WHAT YOU SHOULD DO: Search the data for the word "worn" and copy every line where it occurs.

EXCERPTED DATA:
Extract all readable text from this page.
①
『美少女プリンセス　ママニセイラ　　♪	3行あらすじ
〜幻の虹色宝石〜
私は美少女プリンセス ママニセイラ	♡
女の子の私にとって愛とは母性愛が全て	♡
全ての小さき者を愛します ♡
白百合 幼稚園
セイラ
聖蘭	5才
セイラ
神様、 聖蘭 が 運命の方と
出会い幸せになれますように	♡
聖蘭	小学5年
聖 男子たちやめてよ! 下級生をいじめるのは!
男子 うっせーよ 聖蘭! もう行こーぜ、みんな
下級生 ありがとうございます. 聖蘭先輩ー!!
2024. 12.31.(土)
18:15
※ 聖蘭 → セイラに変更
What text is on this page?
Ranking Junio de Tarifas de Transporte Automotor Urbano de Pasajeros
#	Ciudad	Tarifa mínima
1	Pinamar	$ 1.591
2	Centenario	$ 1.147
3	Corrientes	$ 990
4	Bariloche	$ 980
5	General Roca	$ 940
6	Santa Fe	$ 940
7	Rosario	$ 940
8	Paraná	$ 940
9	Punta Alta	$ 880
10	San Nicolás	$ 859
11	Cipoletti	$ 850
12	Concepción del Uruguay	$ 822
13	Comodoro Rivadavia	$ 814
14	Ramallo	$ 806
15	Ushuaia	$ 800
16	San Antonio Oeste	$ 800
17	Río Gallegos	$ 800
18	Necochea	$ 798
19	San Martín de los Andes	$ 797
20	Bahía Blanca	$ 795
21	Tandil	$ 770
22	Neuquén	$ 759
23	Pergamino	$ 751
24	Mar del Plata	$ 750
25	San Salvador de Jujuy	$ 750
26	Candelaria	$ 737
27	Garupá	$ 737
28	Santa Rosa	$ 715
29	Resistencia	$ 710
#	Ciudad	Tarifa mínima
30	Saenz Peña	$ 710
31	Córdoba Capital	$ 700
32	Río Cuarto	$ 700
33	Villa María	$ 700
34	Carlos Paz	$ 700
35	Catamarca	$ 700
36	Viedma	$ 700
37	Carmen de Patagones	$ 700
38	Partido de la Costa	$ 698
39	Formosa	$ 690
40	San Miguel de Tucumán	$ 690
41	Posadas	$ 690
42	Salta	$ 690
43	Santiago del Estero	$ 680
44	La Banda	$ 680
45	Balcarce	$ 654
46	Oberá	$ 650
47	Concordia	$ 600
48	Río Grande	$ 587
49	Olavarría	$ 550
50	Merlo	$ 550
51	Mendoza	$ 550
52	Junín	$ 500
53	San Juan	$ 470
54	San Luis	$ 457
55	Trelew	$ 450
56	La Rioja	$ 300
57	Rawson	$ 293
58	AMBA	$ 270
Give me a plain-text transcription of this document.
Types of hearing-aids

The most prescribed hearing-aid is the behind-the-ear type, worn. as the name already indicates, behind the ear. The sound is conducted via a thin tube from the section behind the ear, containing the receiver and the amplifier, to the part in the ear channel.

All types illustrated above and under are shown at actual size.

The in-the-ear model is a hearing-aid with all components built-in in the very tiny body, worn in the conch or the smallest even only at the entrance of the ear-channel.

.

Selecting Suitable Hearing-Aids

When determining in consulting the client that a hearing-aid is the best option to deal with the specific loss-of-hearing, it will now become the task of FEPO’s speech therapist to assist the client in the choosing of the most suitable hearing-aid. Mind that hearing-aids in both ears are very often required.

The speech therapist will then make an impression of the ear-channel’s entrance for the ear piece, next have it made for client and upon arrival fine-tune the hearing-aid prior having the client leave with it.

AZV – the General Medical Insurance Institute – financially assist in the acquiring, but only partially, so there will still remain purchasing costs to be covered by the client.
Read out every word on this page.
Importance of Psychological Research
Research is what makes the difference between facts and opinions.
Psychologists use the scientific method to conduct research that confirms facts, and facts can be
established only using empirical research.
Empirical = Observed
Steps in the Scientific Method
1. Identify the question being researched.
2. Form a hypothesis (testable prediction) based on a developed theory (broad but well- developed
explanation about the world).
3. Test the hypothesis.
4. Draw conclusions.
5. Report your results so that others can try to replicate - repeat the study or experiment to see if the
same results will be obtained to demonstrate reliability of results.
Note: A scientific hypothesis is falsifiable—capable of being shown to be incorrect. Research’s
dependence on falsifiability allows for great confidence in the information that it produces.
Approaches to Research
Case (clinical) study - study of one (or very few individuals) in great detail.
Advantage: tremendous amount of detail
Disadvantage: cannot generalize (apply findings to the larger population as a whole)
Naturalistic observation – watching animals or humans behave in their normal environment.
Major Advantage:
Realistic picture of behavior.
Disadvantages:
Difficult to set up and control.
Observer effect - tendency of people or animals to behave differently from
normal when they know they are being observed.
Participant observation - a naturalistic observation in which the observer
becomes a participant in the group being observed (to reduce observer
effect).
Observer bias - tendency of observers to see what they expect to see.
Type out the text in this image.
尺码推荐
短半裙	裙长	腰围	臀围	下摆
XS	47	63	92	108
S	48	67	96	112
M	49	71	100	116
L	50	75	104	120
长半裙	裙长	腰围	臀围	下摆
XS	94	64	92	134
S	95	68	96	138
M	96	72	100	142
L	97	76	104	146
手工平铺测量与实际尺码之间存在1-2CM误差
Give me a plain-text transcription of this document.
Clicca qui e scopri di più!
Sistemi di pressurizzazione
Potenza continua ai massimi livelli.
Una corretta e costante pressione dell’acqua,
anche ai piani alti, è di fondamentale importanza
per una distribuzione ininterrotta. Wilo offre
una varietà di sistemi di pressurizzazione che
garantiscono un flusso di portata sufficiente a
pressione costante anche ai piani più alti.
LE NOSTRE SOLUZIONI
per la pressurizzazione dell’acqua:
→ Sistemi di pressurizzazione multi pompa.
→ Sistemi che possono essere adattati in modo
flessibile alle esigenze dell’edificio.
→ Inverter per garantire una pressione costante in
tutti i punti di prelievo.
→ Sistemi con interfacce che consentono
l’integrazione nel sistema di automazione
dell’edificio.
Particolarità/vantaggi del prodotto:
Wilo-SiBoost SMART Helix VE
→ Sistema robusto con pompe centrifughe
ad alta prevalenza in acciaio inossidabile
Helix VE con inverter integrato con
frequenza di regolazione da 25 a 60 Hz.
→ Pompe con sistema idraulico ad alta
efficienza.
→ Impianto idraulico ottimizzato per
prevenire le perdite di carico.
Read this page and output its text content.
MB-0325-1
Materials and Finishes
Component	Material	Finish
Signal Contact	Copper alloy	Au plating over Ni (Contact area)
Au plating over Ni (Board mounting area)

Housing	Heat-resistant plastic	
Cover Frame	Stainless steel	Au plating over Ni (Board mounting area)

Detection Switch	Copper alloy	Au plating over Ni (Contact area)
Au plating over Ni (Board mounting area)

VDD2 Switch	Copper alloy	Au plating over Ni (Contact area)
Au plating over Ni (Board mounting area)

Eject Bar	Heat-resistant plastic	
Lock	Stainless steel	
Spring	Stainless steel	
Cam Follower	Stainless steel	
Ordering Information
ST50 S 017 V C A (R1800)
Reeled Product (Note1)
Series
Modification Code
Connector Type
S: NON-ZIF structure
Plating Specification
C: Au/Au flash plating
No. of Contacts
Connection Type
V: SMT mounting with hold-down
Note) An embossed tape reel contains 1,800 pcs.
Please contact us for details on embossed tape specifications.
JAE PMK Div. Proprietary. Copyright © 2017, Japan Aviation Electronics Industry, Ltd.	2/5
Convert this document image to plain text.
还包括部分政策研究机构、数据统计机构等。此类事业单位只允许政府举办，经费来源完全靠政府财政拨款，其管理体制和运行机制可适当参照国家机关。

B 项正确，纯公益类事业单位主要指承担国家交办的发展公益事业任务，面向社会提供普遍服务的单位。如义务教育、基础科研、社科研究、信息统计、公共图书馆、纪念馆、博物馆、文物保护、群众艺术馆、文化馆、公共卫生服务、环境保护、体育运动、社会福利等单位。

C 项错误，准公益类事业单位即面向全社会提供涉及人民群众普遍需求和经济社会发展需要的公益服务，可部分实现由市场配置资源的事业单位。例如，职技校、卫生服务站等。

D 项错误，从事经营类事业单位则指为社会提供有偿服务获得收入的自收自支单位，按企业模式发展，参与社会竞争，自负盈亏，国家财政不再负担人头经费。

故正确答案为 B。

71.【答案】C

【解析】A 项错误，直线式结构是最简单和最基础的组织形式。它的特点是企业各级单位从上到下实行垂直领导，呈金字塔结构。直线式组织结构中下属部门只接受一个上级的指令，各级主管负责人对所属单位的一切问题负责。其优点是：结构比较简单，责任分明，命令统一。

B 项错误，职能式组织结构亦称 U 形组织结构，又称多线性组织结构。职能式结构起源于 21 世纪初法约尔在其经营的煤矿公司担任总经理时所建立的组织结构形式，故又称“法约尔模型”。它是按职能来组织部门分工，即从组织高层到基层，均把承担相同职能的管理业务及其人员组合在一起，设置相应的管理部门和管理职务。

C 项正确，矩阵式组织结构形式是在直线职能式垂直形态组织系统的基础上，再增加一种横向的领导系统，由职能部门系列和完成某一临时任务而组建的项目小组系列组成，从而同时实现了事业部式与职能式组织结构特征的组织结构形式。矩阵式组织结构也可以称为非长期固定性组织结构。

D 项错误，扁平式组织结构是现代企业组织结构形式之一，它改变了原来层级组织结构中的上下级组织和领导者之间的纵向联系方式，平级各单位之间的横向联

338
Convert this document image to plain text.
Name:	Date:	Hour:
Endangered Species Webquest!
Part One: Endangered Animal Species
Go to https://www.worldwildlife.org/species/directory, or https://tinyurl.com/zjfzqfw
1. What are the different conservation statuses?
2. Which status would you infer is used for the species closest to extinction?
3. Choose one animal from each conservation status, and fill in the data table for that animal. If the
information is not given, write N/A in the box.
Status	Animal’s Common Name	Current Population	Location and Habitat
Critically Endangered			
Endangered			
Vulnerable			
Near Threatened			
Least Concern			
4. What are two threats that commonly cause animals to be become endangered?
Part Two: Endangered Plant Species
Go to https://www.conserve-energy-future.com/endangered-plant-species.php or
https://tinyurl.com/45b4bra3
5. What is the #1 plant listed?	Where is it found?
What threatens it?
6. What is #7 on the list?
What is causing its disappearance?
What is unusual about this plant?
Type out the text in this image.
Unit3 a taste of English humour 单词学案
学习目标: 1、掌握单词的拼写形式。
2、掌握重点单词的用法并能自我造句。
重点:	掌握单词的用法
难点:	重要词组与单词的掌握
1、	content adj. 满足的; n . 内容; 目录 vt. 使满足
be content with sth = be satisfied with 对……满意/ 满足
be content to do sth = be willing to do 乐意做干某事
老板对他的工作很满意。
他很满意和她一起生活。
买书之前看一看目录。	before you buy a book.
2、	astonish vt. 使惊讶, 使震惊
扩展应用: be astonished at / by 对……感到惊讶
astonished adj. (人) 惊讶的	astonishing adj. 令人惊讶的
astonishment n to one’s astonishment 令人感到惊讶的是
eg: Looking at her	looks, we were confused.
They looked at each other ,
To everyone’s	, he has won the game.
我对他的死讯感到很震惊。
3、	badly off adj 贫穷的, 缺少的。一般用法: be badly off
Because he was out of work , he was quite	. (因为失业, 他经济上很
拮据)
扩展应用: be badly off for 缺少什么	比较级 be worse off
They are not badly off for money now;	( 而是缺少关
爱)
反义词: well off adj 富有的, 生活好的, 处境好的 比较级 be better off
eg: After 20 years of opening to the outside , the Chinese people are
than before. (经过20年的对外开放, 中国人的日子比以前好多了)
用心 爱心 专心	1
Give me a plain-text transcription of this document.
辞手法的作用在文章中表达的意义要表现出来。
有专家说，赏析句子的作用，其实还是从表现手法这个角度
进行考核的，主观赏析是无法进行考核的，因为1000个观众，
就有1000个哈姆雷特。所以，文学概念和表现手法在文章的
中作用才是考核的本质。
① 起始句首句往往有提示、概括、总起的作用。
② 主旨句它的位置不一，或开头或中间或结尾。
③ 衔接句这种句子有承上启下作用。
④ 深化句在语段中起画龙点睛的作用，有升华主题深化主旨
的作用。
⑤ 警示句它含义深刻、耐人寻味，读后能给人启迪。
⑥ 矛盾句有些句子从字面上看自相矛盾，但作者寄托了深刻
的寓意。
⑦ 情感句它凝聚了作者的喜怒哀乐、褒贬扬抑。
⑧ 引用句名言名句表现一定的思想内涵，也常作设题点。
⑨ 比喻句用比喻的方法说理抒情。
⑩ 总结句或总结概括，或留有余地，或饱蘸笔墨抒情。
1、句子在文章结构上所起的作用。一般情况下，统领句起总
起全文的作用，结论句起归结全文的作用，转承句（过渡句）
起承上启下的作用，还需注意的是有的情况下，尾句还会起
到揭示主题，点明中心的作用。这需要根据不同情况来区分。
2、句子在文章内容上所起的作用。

COMPLETE ANSWER:
The most prescribed hearing-aid is the behind-the-ear type, worn. as the name already indicates, behind the ear. The sound is conducted via a thin tube from the section behind the ear, containing the receiver and the amplifier, to the part in the ear channel.
The in-the-ear model is a hearing-aid with all components built-in in the very tiny body, worn in the conch or the smallest even only at the entrance of the ear-channel.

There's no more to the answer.